Using the data beneath, show every line that includes the word "camera".

-------- Records for the exercise --------

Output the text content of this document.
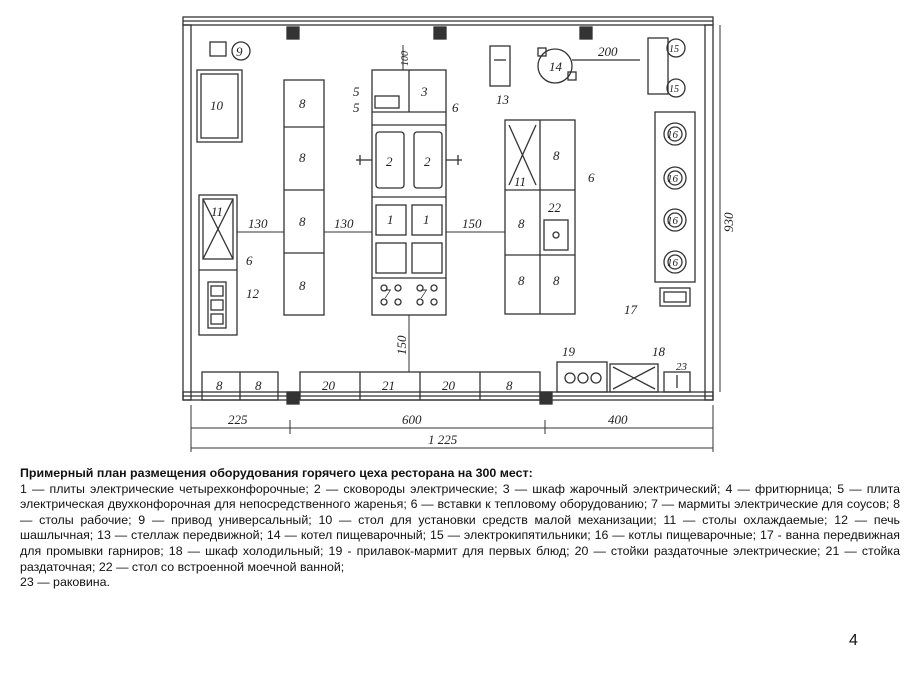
9
10	8
8
8
8
11
6
12
5
5
3
6
2 2
1 1
7 7
13
14
15
15
8
11	6
22
8
8 8
16
16
16
16
17
19	18
23
8	8	20	21	20	8
130	130	150
150
100	200
930
225	600	400
1 225
Примерный план размещения оборудования горячего цеха ресторана на 300 мест:
1 — плиты электрические четырехконфорочные; 2 — сковороды электрические; 3 — шкаф жарочный электрический; 4 — фритюрница; 5 — плита электрическая двухконфорочная для непосредственного жаренья; 6 — вставки к тепловому оборудованию; 7 — мармиты электрические для соусов; 8 — столы рабочие; 9 — привод универсальный; 10 — стол для установки средств малой механизации; 11 — столы охлаждаемые; 12 — печь шашлычная; 13 — стеллаж передвижной; 14 — котел пищеварочный; 15 — электрокипятильники; 16 — котлы пищеварочные; 17 - ванна передвижная для промывки гарниров; 18 — шкаф холодильный; 19 - прилавок-мармит для первых блюд; 20 — стойки раздаточные электрические; 21 — стойка раздаточная; 22 — стол со встроенной моечной ванной;
23 — раковина.
4
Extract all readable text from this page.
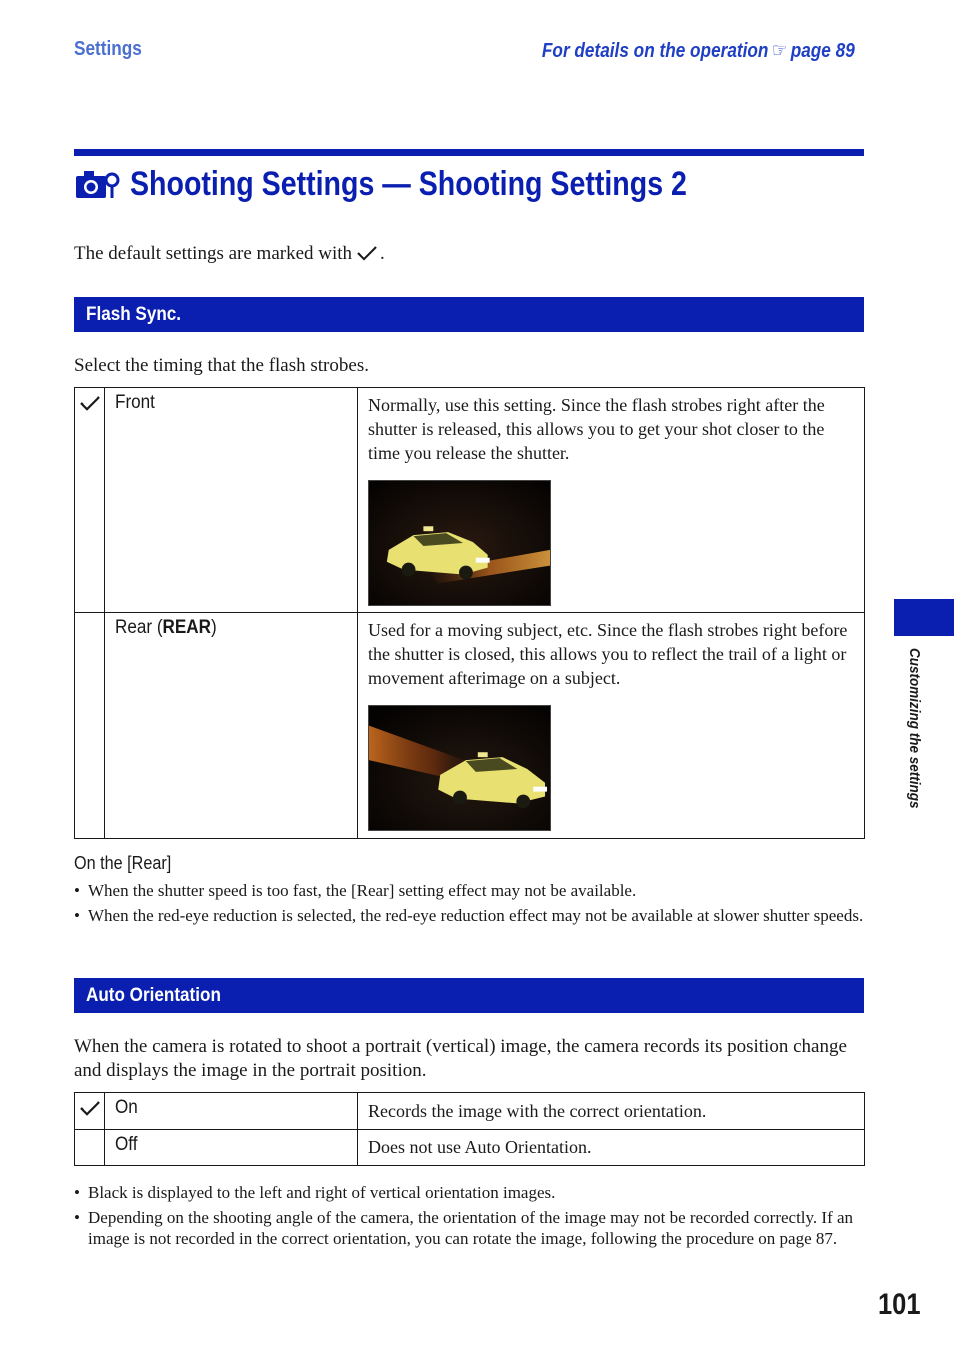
Settings	For details on the operation ☞ page 89
Shooting Settings — Shooting Settings 2
The default settings are marked with .
Flash Sync.
Select the timing that the flash strobes.
	Front	Normally, use this setting. Since the flash strobes right after the shutter is released, this allows you to get your shot closer to the time you release the shutter.

	Rear (REAR)	Used for a moving subject, etc. Since the flash strobes right before the shutter is closed, this allows you to reflect the trail of a light or movement afterimage on a subject.
On the [Rear]
• When the shutter speed is too fast, the [Rear] setting effect may not be available.
• When the red-eye reduction is selected, the red-eye reduction effect may not be available at slower shutter speeds.
Auto Orientation
When the camera is rotated to shoot a portrait (vertical) image, the camera records its position change and displays the image in the portrait position.
	On	Records the image with the correct orientation.
	Off	Does not use Auto Orientation.
• Black is displayed to the left and right of vertical orientation images.
• Depending on the shooting angle of the camera, the orientation of the image may not be recorded correctly. If an image is not recorded in the correct orientation, you can rotate the image, following the procedure on page 87.
Customizing the settings
101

--------

• Answer to the problem
When the camera is rotated to shoot a portrait (vertical) image, the camera records its position change and displays the image in the portrait position.
• Depending on the shooting angle of the camera, the orientation of the image may not be recorded correctly. If an image is not recorded in the correct orientation, you can rotate the image, following the procedure on page 87.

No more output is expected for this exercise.